◆ **Objective**:
Restate all of the entries exactly, dropping any pictures they hold.

◆ **Provided records**:
-=-=-=-=-

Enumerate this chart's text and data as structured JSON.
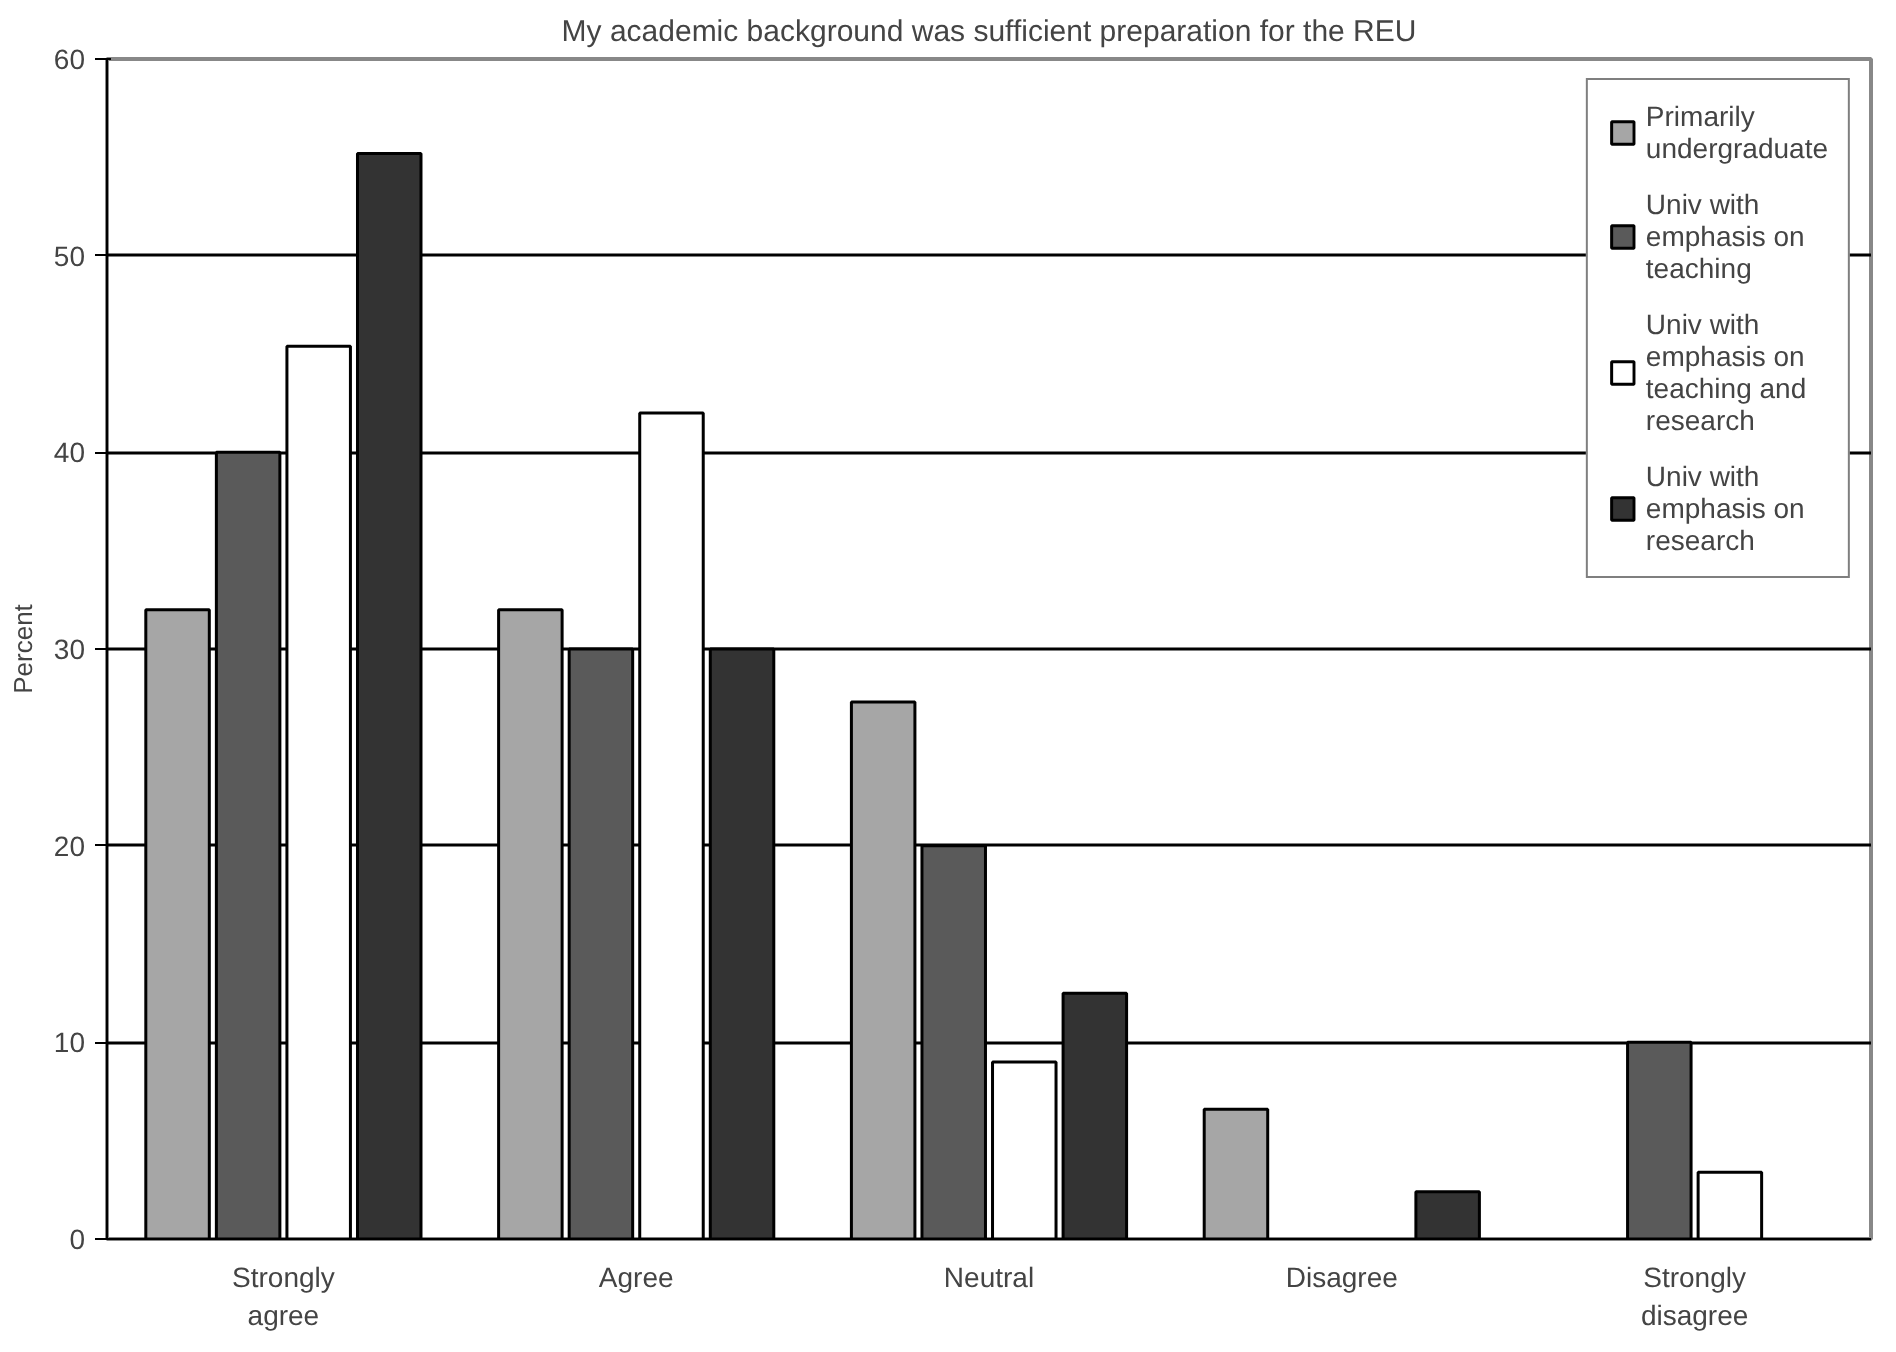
{
  "chart_data": {
    "type": "bar",
    "title": "My academic background was sufficient preparation for the REU",
    "ylabel": "Percent",
    "categories": [
      "Strongly agree",
      "Agree",
      "Neutral",
      "Disagree",
      "Strongly disagree"
    ],
    "series": [
      {
        "name": "Primarily undergraduate",
        "color": "#a6a6a6",
        "values": [
          32,
          32,
          27.3,
          6.6,
          null
        ]
      },
      {
        "name": "Univ with emphasis on teaching",
        "color": "#5a5a5a",
        "values": [
          40,
          30,
          20,
          null,
          10
        ]
      },
      {
        "name": "Univ with emphasis on teaching and research",
        "color": "#ffffff",
        "values": [
          45.4,
          42,
          9,
          null,
          3.4
        ]
      },
      {
        "name": "Univ with emphasis on research",
        "color": "#333333",
        "values": [
          55.2,
          30,
          12.5,
          2.4,
          null
        ]
      }
    ],
    "ylim": [
      0,
      60
    ],
    "yticks": [
      0,
      10,
      20,
      30,
      40,
      50,
      60
    ],
    "grid": "y",
    "legend": "top right"
  }
}
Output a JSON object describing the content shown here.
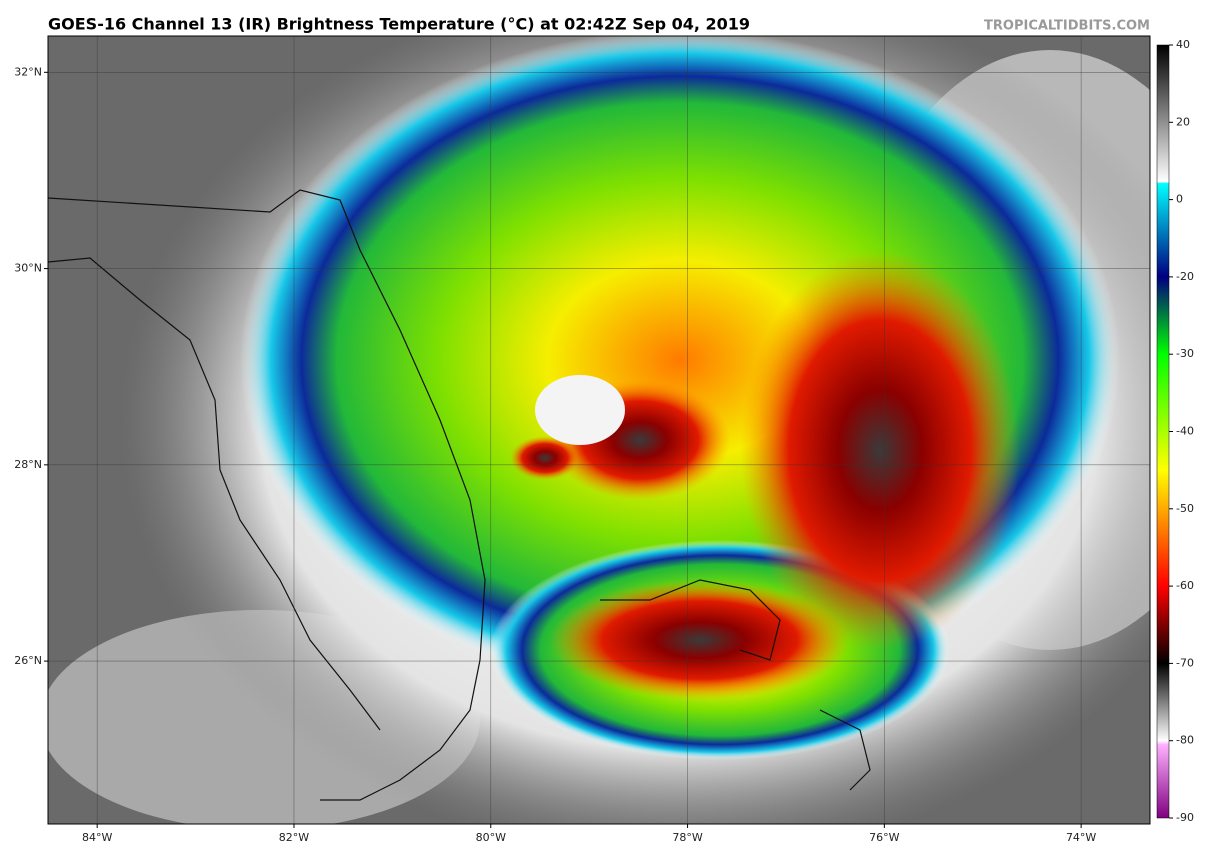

-=-=-=-=-

◆ **Written answer**:
Enumerate this chart's text and data as structured JSON.
{
  "chart_data": {
    "type": "bar",
    "title": "My academic background was sufficient preparation for the REU",
    "ylabel": "Percent",
    "categories": [
      "Strongly agree",
      "Agree",
      "Neutral",
      "Disagree",
      "Strongly disagree"
    ],
    "series": [
      {
        "name": "Primarily undergraduate",
        "color": "#a6a6a6",
        "values": [
          32,
          32,
          27.3,
          6.6,
          null
        ]
      },
      {
        "name": "Univ with emphasis on teaching",
        "color": "#5a5a5a",
        "values": [
          40,
          30,
          20,
          null,
          10
        ]
      },
      {
        "name": "Univ with emphasis on teaching and research",
        "color": "#ffffff",
        "values": [
          45.4,
          42,
          9,
          null,
          3.4
        ]
      },
      {
        "name": "Univ with emphasis on research",
        "color": "#333333",
        "values": [
          55.2,
          30,
          12.5,
          2.4,
          null
        ]
      }
    ],
    "ylim": [
      0,
      60
    ],
    "yticks": [
      0,
      10,
      20,
      30,
      40,
      50,
      60
    ],
    "grid": "y",
    "legend": "top right"
  }
}
Output a JSON object describing the content shown here.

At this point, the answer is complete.